### REQUIREMENT
Return the records exactly as they are.

### MATERIAL FOR THIS TASK
::::::::

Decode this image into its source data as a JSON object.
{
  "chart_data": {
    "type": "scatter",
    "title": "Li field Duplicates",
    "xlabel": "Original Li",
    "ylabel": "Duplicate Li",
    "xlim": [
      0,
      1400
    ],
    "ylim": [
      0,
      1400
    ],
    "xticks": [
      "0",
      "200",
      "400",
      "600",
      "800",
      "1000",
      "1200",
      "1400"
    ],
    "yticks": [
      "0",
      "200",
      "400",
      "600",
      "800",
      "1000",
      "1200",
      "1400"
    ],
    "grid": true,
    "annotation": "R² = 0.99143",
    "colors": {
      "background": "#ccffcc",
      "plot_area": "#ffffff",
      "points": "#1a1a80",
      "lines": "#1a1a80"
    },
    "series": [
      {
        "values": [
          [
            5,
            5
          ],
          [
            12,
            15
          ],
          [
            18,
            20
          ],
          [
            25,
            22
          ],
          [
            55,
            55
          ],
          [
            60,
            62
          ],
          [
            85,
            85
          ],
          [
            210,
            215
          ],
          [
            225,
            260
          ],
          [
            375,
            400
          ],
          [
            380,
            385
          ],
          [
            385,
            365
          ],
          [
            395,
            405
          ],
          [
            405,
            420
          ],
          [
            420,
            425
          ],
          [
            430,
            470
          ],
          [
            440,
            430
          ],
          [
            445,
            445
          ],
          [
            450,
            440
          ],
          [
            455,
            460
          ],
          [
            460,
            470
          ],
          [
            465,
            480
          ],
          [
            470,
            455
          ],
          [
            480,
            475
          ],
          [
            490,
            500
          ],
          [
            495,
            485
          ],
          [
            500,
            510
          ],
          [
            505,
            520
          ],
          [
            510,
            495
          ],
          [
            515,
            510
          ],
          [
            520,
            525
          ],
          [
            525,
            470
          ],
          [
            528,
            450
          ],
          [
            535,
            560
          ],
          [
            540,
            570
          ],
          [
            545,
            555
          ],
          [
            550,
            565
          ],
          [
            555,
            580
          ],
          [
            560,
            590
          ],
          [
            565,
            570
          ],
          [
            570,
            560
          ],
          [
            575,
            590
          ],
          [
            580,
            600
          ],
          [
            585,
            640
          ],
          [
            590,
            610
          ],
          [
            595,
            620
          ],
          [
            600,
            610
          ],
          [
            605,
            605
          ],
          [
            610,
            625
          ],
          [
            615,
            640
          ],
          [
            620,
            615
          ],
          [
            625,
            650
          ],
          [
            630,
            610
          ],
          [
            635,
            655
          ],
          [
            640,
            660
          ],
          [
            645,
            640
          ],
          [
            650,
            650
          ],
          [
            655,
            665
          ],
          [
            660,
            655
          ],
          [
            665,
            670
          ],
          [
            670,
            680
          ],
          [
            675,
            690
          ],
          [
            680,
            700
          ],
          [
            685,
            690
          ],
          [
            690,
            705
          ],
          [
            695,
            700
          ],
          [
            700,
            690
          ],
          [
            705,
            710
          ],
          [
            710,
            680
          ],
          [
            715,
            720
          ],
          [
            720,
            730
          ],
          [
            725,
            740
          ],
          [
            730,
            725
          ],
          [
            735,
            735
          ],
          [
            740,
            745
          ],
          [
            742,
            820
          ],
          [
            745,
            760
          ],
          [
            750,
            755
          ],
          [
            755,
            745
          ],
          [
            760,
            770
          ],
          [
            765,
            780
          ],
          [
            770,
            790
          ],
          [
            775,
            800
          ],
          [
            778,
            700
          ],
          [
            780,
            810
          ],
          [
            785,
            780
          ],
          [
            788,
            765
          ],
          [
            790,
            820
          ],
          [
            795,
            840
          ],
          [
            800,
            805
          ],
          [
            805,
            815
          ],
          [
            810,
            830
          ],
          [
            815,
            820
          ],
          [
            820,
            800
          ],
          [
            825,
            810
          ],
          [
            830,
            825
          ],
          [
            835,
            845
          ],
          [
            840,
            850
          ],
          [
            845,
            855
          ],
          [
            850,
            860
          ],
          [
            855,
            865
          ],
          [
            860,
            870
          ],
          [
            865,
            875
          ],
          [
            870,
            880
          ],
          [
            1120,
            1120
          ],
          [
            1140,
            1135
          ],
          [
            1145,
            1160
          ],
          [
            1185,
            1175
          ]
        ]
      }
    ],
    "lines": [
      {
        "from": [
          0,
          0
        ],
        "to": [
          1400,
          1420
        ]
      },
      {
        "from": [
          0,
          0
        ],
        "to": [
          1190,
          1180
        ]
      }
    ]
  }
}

::::::::

### RESPONSE TO THE TASK
Decode this image into its source data as a JSON object.
{
  "chart_data": {
    "type": "scatter",
    "title": "Li field Duplicates",
    "xlabel": "Original Li",
    "ylabel": "Duplicate Li",
    "xlim": [
      0,
      1400
    ],
    "ylim": [
      0,
      1400
    ],
    "xticks": [
      "0",
      "200",
      "400",
      "600",
      "800",
      "1000",
      "1200",
      "1400"
    ],
    "yticks": [
      "0",
      "200",
      "400",
      "600",
      "800",
      "1000",
      "1200",
      "1400"
    ],
    "grid": true,
    "annotation": "R² = 0.99143",
    "colors": {
      "background": "#ccffcc",
      "plot_area": "#ffffff",
      "points": "#1a1a80",
      "lines": "#1a1a80"
    },
    "series": [
      {
        "values": [
          [
            5,
            5
          ],
          [
            12,
            15
          ],
          [
            18,
            20
          ],
          [
            25,
            22
          ],
          [
            55,
            55
          ],
          [
            60,
            62
          ],
          [
            85,
            85
          ],
          [
            210,
            215
          ],
          [
            225,
            260
          ],
          [
            375,
            400
          ],
          [
            380,
            385
          ],
          [
            385,
            365
          ],
          [
            395,
            405
          ],
          [
            405,
            420
          ],
          [
            420,
            425
          ],
          [
            430,
            470
          ],
          [
            440,
            430
          ],
          [
            445,
            445
          ],
          [
            450,
            440
          ],
          [
            455,
            460
          ],
          [
            460,
            470
          ],
          [
            465,
            480
          ],
          [
            470,
            455
          ],
          [
            480,
            475
          ],
          [
            490,
            500
          ],
          [
            495,
            485
          ],
          [
            500,
            510
          ],
          [
            505,
            520
          ],
          [
            510,
            495
          ],
          [
            515,
            510
          ],
          [
            520,
            525
          ],
          [
            525,
            470
          ],
          [
            528,
            450
          ],
          [
            535,
            560
          ],
          [
            540,
            570
          ],
          [
            545,
            555
          ],
          [
            550,
            565
          ],
          [
            555,
            580
          ],
          [
            560,
            590
          ],
          [
            565,
            570
          ],
          [
            570,
            560
          ],
          [
            575,
            590
          ],
          [
            580,
            600
          ],
          [
            585,
            640
          ],
          [
            590,
            610
          ],
          [
            595,
            620
          ],
          [
            600,
            610
          ],
          [
            605,
            605
          ],
          [
            610,
            625
          ],
          [
            615,
            640
          ],
          [
            620,
            615
          ],
          [
            625,
            650
          ],
          [
            630,
            610
          ],
          [
            635,
            655
          ],
          [
            640,
            660
          ],
          [
            645,
            640
          ],
          [
            650,
            650
          ],
          [
            655,
            665
          ],
          [
            660,
            655
          ],
          [
            665,
            670
          ],
          [
            670,
            680
          ],
          [
            675,
            690
          ],
          [
            680,
            700
          ],
          [
            685,
            690
          ],
          [
            690,
            705
          ],
          [
            695,
            700
          ],
          [
            700,
            690
          ],
          [
            705,
            710
          ],
          [
            710,
            680
          ],
          [
            715,
            720
          ],
          [
            720,
            730
          ],
          [
            725,
            740
          ],
          [
            730,
            725
          ],
          [
            735,
            735
          ],
          [
            740,
            745
          ],
          [
            742,
            820
          ],
          [
            745,
            760
          ],
          [
            750,
            755
          ],
          [
            755,
            745
          ],
          [
            760,
            770
          ],
          [
            765,
            780
          ],
          [
            770,
            790
          ],
          [
            775,
            800
          ],
          [
            778,
            700
          ],
          [
            780,
            810
          ],
          [
            785,
            780
          ],
          [
            788,
            765
          ],
          [
            790,
            820
          ],
          [
            795,
            840
          ],
          [
            800,
            805
          ],
          [
            805,
            815
          ],
          [
            810,
            830
          ],
          [
            815,
            820
          ],
          [
            820,
            800
          ],
          [
            825,
            810
          ],
          [
            830,
            825
          ],
          [
            835,
            845
          ],
          [
            840,
            850
          ],
          [
            845,
            855
          ],
          [
            850,
            860
          ],
          [
            855,
            865
          ],
          [
            860,
            870
          ],
          [
            865,
            875
          ],
          [
            870,
            880
          ],
          [
            1120,
            1120
          ],
          [
            1140,
            1135
          ],
          [
            1145,
            1160
          ],
          [
            1185,
            1175
          ]
        ]
      }
    ],
    "lines": [
      {
        "from": [
          0,
          0
        ],
        "to": [
          1400,
          1420
        ]
      },
      {
        "from": [
          0,
          0
        ],
        "to": [
          1190,
          1180
        ]
      }
    ]
  }
}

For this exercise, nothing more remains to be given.